### PROBLEM
Copy out the lines that have "Sinte" in them.

═══ RAW DATA

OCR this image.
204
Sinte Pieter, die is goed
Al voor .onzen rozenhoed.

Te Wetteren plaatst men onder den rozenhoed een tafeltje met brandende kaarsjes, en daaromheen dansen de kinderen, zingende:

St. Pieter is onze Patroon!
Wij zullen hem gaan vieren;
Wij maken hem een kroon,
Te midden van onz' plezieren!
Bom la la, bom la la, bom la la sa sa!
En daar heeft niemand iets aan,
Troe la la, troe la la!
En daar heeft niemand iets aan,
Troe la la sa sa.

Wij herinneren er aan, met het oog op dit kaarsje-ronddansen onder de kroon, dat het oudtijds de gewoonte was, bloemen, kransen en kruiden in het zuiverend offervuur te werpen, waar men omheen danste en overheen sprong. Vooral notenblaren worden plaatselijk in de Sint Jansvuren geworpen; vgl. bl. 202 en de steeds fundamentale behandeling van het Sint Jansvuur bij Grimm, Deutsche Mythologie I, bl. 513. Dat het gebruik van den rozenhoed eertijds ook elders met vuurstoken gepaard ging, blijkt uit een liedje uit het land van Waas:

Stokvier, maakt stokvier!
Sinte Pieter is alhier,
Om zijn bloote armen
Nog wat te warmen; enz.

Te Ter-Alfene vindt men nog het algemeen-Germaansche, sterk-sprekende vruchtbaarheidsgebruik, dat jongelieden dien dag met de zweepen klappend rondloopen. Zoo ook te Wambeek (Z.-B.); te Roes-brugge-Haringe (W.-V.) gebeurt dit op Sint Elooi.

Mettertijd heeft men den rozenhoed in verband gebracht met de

══════

### SOLUTION TO THIS EXERCISE
Sinte Pieter, die is goed
Sinte Pieter is alhier,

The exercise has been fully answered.